- **WHAT THIS TASK INVOLVES**: Give only the number of lines in the records that include the string "value".

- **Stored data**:
-- -- --

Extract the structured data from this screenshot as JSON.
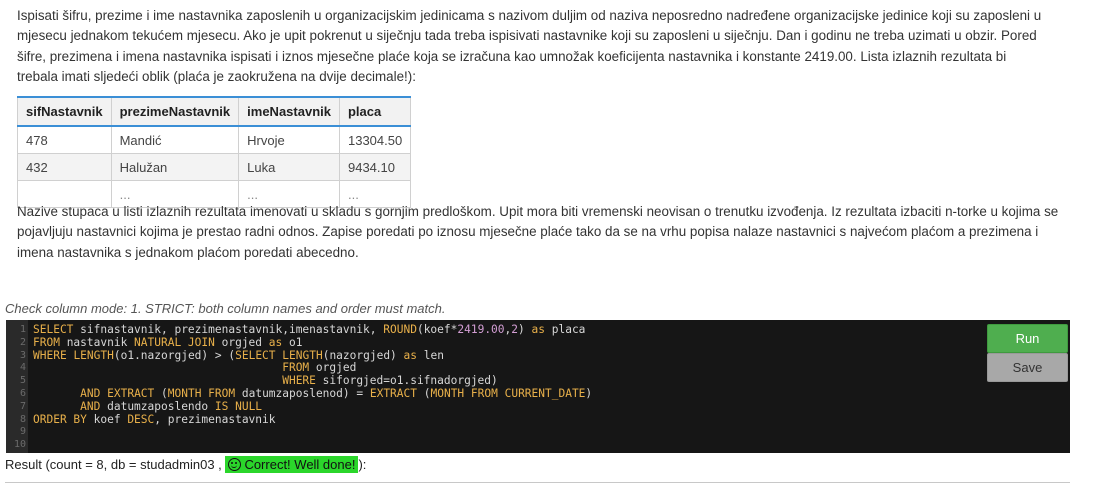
{
  "task": {
    "intro": "Ispisati šifru, prezime i ime nastavnika zaposlenih u organizacijskim jedinicama s nazivom duljim od naziva neposredno nadređene organizacijske jedinice koji su zaposleni u mjesecu jednakom tekućem mjesecu. Ako je upit pokrenut u siječnju tada treba ispisivati nastavnike koji su zaposleni u siječnju. Dan i godinu ne treba uzimati u obzir. Pored šifre, prezimena i imena nastavnika ispisati i iznos mjesečne plaće koja se izračuna kao umnožak koeficijenta nastavnika i konstante 2419.00. Lista izlaznih rezultata bi trebala imati sljedeći oblik (plaća je zaokružena na dvije decimale!):",
    "notes": "Nazive stupaca u listi izlaznih rezultata imenovati u skladu s gornjim predloškom. Upit mora biti vremenski neovisan o trenutku izvođenja. Iz rezultata izbaciti n-torke u kojima se pojavljuju nastavnici kojima je prestao radni odnos. Zapise poredati po iznosu mjesečne plaće tako da se na vrhu popisa nalaze nastavnici s najvećom plaćom a prezimena i imena nastavnika s jednakom plaćom poredati abecedno."
  },
  "example_table": {
    "headers": [
      "sifNastavnik",
      "prezimeNastavnik",
      "imeNastavnik",
      "placa"
    ],
    "rows": [
      [
        "478",
        "Mandić",
        "Hrvoje",
        "13304.50"
      ],
      [
        "432",
        "Halužan",
        "Luka",
        "9434.10"
      ],
      [
        "",
        "...",
        "...",
        "..."
      ]
    ]
  },
  "check_mode": "Check column mode: 1. STRICT: both column names and order must match.",
  "editor": {
    "line_numbers": [
      "1",
      "2",
      "3",
      "4",
      "5",
      "6",
      "7",
      "8",
      "9",
      "10"
    ],
    "lines": [
      [
        [
          "kw",
          "SELECT"
        ],
        [
          "t",
          " sifnastavnik, prezimenastavnik,imenastavnik, "
        ],
        [
          "fn",
          "ROUND"
        ],
        [
          "t",
          "(koef*"
        ],
        [
          "num",
          "2419.00"
        ],
        [
          "t",
          ","
        ],
        [
          "num",
          "2"
        ],
        [
          "t",
          ") "
        ],
        [
          "kw",
          "as"
        ],
        [
          "t",
          " placa"
        ]
      ],
      [
        [
          "kw",
          "FROM"
        ],
        [
          "t",
          " nastavnik "
        ],
        [
          "kw",
          "NATURAL JOIN"
        ],
        [
          "t",
          " orgjed "
        ],
        [
          "kw",
          "as"
        ],
        [
          "t",
          " o1"
        ]
      ],
      [
        [
          "kw",
          "WHERE"
        ],
        [
          "t",
          " "
        ],
        [
          "fn",
          "LENGTH"
        ],
        [
          "t",
          "(o1.nazorgjed) > ("
        ],
        [
          "kw",
          "SELECT"
        ],
        [
          "t",
          " "
        ],
        [
          "fn",
          "LENGTH"
        ],
        [
          "t",
          "(nazorgjed) "
        ],
        [
          "kw",
          "as"
        ],
        [
          "t",
          " len"
        ]
      ],
      [
        [
          "t",
          "                                     "
        ],
        [
          "kw",
          "FROM"
        ],
        [
          "t",
          " orgjed"
        ]
      ],
      [
        [
          "t",
          "                                     "
        ],
        [
          "kw",
          "WHERE"
        ],
        [
          "t",
          " siforgjed=o1.sifnadorgjed)"
        ]
      ],
      [
        [
          "t",
          "       "
        ],
        [
          "kw",
          "AND"
        ],
        [
          "t",
          " "
        ],
        [
          "fn",
          "EXTRACT"
        ],
        [
          "t",
          " ("
        ],
        [
          "kw",
          "MONTH FROM"
        ],
        [
          "t",
          " datumzaposlenod) = "
        ],
        [
          "fn",
          "EXTRACT"
        ],
        [
          "t",
          " ("
        ],
        [
          "kw",
          "MONTH FROM"
        ],
        [
          "t",
          " "
        ],
        [
          "kw",
          "CURRENT_DATE"
        ],
        [
          "t",
          ")"
        ]
      ],
      [
        [
          "t",
          "       "
        ],
        [
          "kw",
          "AND"
        ],
        [
          "t",
          " datumzaposlendo "
        ],
        [
          "kw",
          "IS NULL"
        ]
      ],
      [
        [
          "kw",
          "ORDER BY"
        ],
        [
          "t",
          " koef "
        ],
        [
          "kw",
          "DESC"
        ],
        [
          "t",
          ", prezimenastavnik"
        ]
      ],
      [],
      []
    ]
  },
  "buttons": {
    "run": "Run",
    "save": "Save"
  },
  "result": {
    "prefix": "Result (count = 8, db = studadmin03 ,",
    "message": "Correct! Well done!",
    "suffix": "):"
  },
  "colors": {
    "editor_bg": "#161616",
    "keyword": "#e8b04a",
    "number": "#d39ed4",
    "run_button": "#4fae4f",
    "save_button": "#a8a8a8",
    "success": "#2bd62b",
    "table_accent": "#3b8fd6"
  }
}
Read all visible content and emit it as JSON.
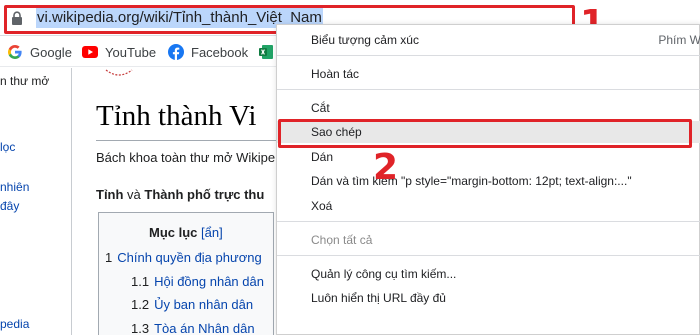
{
  "address_bar": {
    "url": "vi.wikipedia.org/wiki/Tỉnh_thành_Việt_Nam"
  },
  "annotations": {
    "step1": "1",
    "step2": "2"
  },
  "bookmarks": [
    {
      "label": "Google",
      "icon": "google-icon"
    },
    {
      "label": "YouTube",
      "icon": "youtube-icon"
    },
    {
      "label": "Facebook",
      "icon": "facebook-icon"
    },
    {
      "label": "",
      "icon": "excel-icon"
    }
  ],
  "left_rail": {
    "lines": [
      "n thư mở",
      "lọc",
      "nhiên",
      "đây",
      "pedia"
    ]
  },
  "article": {
    "title": "Tỉnh thành Vi",
    "subtitle": "Bách khoa toàn thư mở Wikipe",
    "lead_bold_1": "Tỉnh",
    "lead_and": " và ",
    "lead_bold_2": "Thành phố trực thu"
  },
  "toc": {
    "title": "Mục lục",
    "toggle": "[ẩn]",
    "items": [
      {
        "num": "1",
        "label": "Chính quyền địa phương"
      },
      {
        "num": "1.1",
        "label": "Hội đồng nhân dân"
      },
      {
        "num": "1.2",
        "label": "Ủy ban nhân dân"
      },
      {
        "num": "1.3",
        "label": "Tòa án Nhân dân"
      }
    ]
  },
  "context_menu": {
    "emoji": "Biểu tượng cảm xúc",
    "emoji_shortcut": "Phím W",
    "undo": "Hoàn tác",
    "cut": "Cắt",
    "copy": "Sao chép",
    "paste": "Dán",
    "paste_search": "Dán và tìm kiếm \"p style=\"margin-bottom: 12pt; text-align:...\"",
    "delete": "Xoá",
    "select_all": "Chọn tất cả",
    "manage_search": "Quản lý công cụ tìm kiếm...",
    "always_full_url": "Luôn hiển thị URL đầy đủ"
  },
  "colors": {
    "highlight_red": "#e02328",
    "url_selection": "#bbd6fb",
    "link_blue": "#0645ad"
  }
}
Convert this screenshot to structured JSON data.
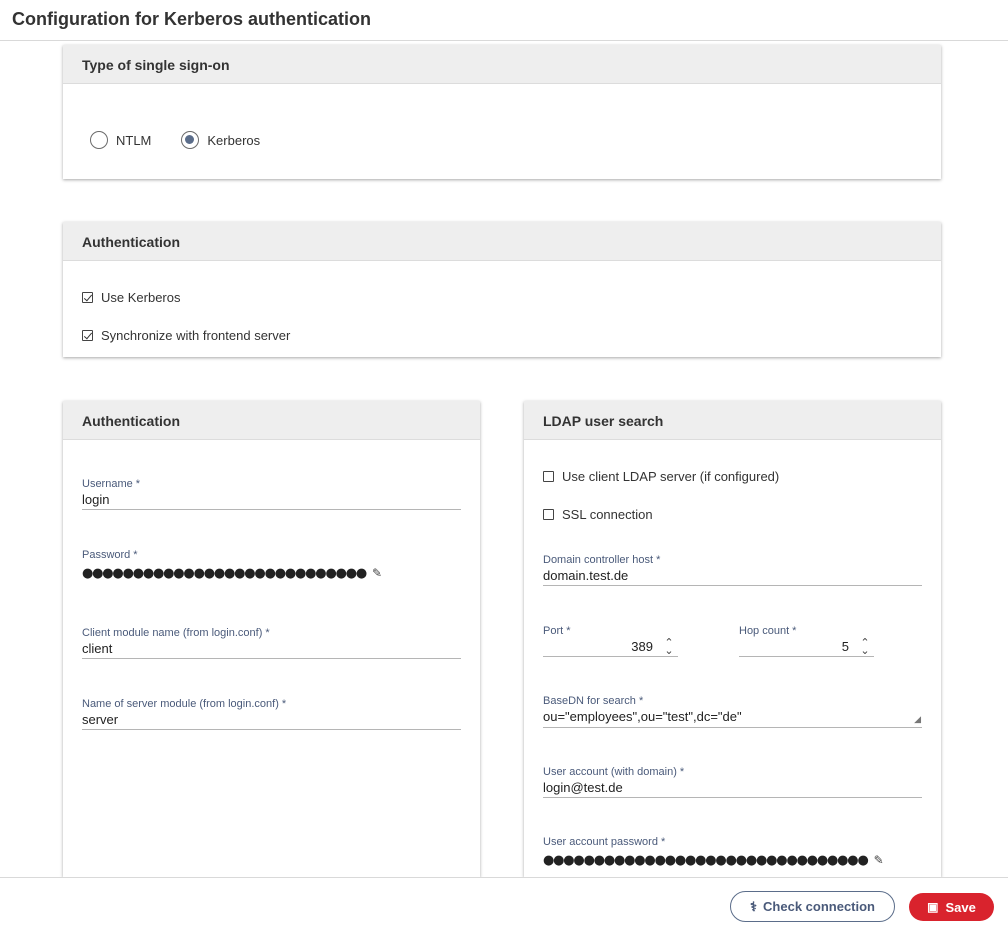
{
  "header": {
    "title": "Configuration for Kerberos authentication"
  },
  "sso_card": {
    "title": "Type of single sign-on",
    "options": [
      {
        "label": "NTLM",
        "checked": false
      },
      {
        "label": "Kerberos",
        "checked": true
      }
    ]
  },
  "auth_card": {
    "title": "Authentication",
    "checks": [
      {
        "label": "Use Kerberos",
        "checked": true
      },
      {
        "label": "Synchronize with frontend server",
        "checked": true
      }
    ]
  },
  "auth_left": {
    "title": "Authentication",
    "username": {
      "label": "Username",
      "required": "*",
      "value": "login"
    },
    "password": {
      "label": "Password",
      "required": "*",
      "masked": "●●●●●●●●●●●●●●●●●●●●●●●●●●●●"
    },
    "client_module": {
      "label": "Client module name (from login.conf)",
      "required": "*",
      "value": "client"
    },
    "server_module": {
      "label": "Name of server module (from login.conf)",
      "required": "*",
      "value": "server"
    }
  },
  "ldap": {
    "title": "LDAP user search",
    "use_client_ldap": {
      "label": "Use client LDAP server (if configured)",
      "checked": false
    },
    "ssl": {
      "label": "SSL connection",
      "checked": false
    },
    "dc_host": {
      "label": "Domain controller host",
      "required": "*",
      "value": "domain.test.de"
    },
    "port": {
      "label": "Port",
      "required": "*",
      "value": "389"
    },
    "hop_count": {
      "label": "Hop count",
      "required": "*",
      "value": "5"
    },
    "basedn": {
      "label": "BaseDN for search",
      "required": "*",
      "value": "ou=\"employees\",ou=\"test\",dc=\"de\""
    },
    "user_account": {
      "label": "User account (with domain)",
      "required": "*",
      "value": "login@test.de"
    },
    "user_password": {
      "label": "User account password",
      "required": "*",
      "masked": "●●●●●●●●●●●●●●●●●●●●●●●●●●●●●●●●"
    }
  },
  "footer": {
    "check_label": "Check connection",
    "save_label": "Save"
  },
  "colors": {
    "accent": "#5b6d8a",
    "save": "#d9232d",
    "label": "#4a5a7a"
  },
  "icons": [
    "pencil-icon",
    "stethoscope-icon",
    "floppy-disk-icon",
    "chevron-up-down-icon",
    "resize-grip-icon"
  ]
}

-- -- --

- **RESULT OF THIS TASK**: 8